**WHAT NEEDS TO BE DONE:** Your task is to copy every record exactly.

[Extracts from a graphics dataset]
+++

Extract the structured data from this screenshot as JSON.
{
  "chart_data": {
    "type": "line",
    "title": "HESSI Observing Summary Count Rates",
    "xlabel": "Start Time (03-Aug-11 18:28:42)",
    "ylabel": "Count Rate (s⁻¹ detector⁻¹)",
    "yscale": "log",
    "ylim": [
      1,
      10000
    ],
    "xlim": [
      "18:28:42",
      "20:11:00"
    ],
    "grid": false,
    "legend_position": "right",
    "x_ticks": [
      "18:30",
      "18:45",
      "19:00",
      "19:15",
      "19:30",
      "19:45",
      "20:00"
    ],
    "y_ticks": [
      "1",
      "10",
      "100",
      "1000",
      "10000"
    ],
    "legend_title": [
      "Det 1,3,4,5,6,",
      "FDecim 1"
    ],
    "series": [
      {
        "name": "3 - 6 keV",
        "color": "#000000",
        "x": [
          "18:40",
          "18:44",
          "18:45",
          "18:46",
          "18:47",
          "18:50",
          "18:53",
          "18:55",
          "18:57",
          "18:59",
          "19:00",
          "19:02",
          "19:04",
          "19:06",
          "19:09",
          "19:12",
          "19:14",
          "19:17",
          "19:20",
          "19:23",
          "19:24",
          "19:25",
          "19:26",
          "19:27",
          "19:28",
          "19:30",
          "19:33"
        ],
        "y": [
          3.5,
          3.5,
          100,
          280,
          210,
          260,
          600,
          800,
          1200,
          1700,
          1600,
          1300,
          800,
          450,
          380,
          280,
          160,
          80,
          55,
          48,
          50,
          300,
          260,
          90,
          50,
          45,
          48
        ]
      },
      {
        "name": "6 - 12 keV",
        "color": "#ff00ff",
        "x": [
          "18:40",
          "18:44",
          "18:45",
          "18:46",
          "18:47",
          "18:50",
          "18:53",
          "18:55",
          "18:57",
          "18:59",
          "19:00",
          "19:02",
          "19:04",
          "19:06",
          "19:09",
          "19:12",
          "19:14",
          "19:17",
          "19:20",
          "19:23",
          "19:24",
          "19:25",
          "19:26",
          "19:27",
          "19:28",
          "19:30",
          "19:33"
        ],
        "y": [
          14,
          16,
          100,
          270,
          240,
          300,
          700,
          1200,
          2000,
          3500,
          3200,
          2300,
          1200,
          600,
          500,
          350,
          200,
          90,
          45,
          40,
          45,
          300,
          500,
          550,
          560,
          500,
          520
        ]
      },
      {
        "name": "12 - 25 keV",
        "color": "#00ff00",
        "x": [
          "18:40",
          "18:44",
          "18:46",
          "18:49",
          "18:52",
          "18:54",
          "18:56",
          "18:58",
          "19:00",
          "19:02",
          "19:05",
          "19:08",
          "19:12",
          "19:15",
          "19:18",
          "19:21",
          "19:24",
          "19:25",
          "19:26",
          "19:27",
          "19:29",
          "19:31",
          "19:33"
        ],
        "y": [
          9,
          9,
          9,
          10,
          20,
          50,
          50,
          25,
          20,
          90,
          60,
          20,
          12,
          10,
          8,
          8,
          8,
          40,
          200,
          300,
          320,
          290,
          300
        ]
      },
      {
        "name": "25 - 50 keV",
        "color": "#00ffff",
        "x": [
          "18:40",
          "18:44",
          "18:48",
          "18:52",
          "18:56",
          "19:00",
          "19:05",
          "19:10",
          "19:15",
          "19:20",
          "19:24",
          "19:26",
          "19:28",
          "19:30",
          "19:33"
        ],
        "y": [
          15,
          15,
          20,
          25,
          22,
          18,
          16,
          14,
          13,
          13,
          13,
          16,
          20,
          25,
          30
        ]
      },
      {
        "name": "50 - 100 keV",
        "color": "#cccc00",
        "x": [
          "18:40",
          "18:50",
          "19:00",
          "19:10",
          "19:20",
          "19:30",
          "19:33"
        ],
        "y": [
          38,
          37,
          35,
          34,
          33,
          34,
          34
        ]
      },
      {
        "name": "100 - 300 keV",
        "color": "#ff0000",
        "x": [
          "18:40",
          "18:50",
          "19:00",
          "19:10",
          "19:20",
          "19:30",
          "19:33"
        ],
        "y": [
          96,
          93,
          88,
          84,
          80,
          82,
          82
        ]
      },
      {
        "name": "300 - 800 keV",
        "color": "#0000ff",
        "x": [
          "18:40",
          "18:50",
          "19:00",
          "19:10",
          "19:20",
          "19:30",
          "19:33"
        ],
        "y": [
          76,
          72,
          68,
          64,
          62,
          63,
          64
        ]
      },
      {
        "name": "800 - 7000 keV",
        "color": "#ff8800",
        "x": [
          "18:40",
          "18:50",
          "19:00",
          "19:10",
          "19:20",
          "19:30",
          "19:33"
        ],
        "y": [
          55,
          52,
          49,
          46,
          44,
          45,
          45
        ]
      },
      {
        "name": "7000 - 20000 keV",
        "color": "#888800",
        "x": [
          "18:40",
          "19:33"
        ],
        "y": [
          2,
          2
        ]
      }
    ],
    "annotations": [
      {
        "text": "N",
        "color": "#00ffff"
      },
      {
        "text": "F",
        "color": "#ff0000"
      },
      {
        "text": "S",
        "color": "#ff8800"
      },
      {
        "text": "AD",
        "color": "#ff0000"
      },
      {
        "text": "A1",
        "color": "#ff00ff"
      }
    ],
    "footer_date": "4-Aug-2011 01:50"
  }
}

+++

**SOLUTION TO THIS PROBLEM:**
Extract the structured data from this screenshot as JSON.
{
  "chart_data": {
    "type": "line",
    "title": "HESSI Observing Summary Count Rates",
    "xlabel": "Start Time (03-Aug-11 18:28:42)",
    "ylabel": "Count Rate (s⁻¹ detector⁻¹)",
    "yscale": "log",
    "ylim": [
      1,
      10000
    ],
    "xlim": [
      "18:28:42",
      "20:11:00"
    ],
    "grid": false,
    "legend_position": "right",
    "x_ticks": [
      "18:30",
      "18:45",
      "19:00",
      "19:15",
      "19:30",
      "19:45",
      "20:00"
    ],
    "y_ticks": [
      "1",
      "10",
      "100",
      "1000",
      "10000"
    ],
    "legend_title": [
      "Det 1,3,4,5,6,",
      "FDecim 1"
    ],
    "series": [
      {
        "name": "3 - 6 keV",
        "color": "#000000",
        "x": [
          "18:40",
          "18:44",
          "18:45",
          "18:46",
          "18:47",
          "18:50",
          "18:53",
          "18:55",
          "18:57",
          "18:59",
          "19:00",
          "19:02",
          "19:04",
          "19:06",
          "19:09",
          "19:12",
          "19:14",
          "19:17",
          "19:20",
          "19:23",
          "19:24",
          "19:25",
          "19:26",
          "19:27",
          "19:28",
          "19:30",
          "19:33"
        ],
        "y": [
          3.5,
          3.5,
          100,
          280,
          210,
          260,
          600,
          800,
          1200,
          1700,
          1600,
          1300,
          800,
          450,
          380,
          280,
          160,
          80,
          55,
          48,
          50,
          300,
          260,
          90,
          50,
          45,
          48
        ]
      },
      {
        "name": "6 - 12 keV",
        "color": "#ff00ff",
        "x": [
          "18:40",
          "18:44",
          "18:45",
          "18:46",
          "18:47",
          "18:50",
          "18:53",
          "18:55",
          "18:57",
          "18:59",
          "19:00",
          "19:02",
          "19:04",
          "19:06",
          "19:09",
          "19:12",
          "19:14",
          "19:17",
          "19:20",
          "19:23",
          "19:24",
          "19:25",
          "19:26",
          "19:27",
          "19:28",
          "19:30",
          "19:33"
        ],
        "y": [
          14,
          16,
          100,
          270,
          240,
          300,
          700,
          1200,
          2000,
          3500,
          3200,
          2300,
          1200,
          600,
          500,
          350,
          200,
          90,
          45,
          40,
          45,
          300,
          500,
          550,
          560,
          500,
          520
        ]
      },
      {
        "name": "12 - 25 keV",
        "color": "#00ff00",
        "x": [
          "18:40",
          "18:44",
          "18:46",
          "18:49",
          "18:52",
          "18:54",
          "18:56",
          "18:58",
          "19:00",
          "19:02",
          "19:05",
          "19:08",
          "19:12",
          "19:15",
          "19:18",
          "19:21",
          "19:24",
          "19:25",
          "19:26",
          "19:27",
          "19:29",
          "19:31",
          "19:33"
        ],
        "y": [
          9,
          9,
          9,
          10,
          20,
          50,
          50,
          25,
          20,
          90,
          60,
          20,
          12,
          10,
          8,
          8,
          8,
          40,
          200,
          300,
          320,
          290,
          300
        ]
      },
      {
        "name": "25 - 50 keV",
        "color": "#00ffff",
        "x": [
          "18:40",
          "18:44",
          "18:48",
          "18:52",
          "18:56",
          "19:00",
          "19:05",
          "19:10",
          "19:15",
          "19:20",
          "19:24",
          "19:26",
          "19:28",
          "19:30",
          "19:33"
        ],
        "y": [
          15,
          15,
          20,
          25,
          22,
          18,
          16,
          14,
          13,
          13,
          13,
          16,
          20,
          25,
          30
        ]
      },
      {
        "name": "50 - 100 keV",
        "color": "#cccc00",
        "x": [
          "18:40",
          "18:50",
          "19:00",
          "19:10",
          "19:20",
          "19:30",
          "19:33"
        ],
        "y": [
          38,
          37,
          35,
          34,
          33,
          34,
          34
        ]
      },
      {
        "name": "100 - 300 keV",
        "color": "#ff0000",
        "x": [
          "18:40",
          "18:50",
          "19:00",
          "19:10",
          "19:20",
          "19:30",
          "19:33"
        ],
        "y": [
          96,
          93,
          88,
          84,
          80,
          82,
          82
        ]
      },
      {
        "name": "300 - 800 keV",
        "color": "#0000ff",
        "x": [
          "18:40",
          "18:50",
          "19:00",
          "19:10",
          "19:20",
          "19:30",
          "19:33"
        ],
        "y": [
          76,
          72,
          68,
          64,
          62,
          63,
          64
        ]
      },
      {
        "name": "800 - 7000 keV",
        "color": "#ff8800",
        "x": [
          "18:40",
          "18:50",
          "19:00",
          "19:10",
          "19:20",
          "19:30",
          "19:33"
        ],
        "y": [
          55,
          52,
          49,
          46,
          44,
          45,
          45
        ]
      },
      {
        "name": "7000 - 20000 keV",
        "color": "#888800",
        "x": [
          "18:40",
          "19:33"
        ],
        "y": [
          2,
          2
        ]
      }
    ],
    "annotations": [
      {
        "text": "N",
        "color": "#00ffff"
      },
      {
        "text": "F",
        "color": "#ff0000"
      },
      {
        "text": "S",
        "color": "#ff8800"
      },
      {
        "text": "AD",
        "color": "#ff0000"
      },
      {
        "text": "A1",
        "color": "#ff00ff"
      }
    ],
    "footer_date": "4-Aug-2011 01:50"
  }
}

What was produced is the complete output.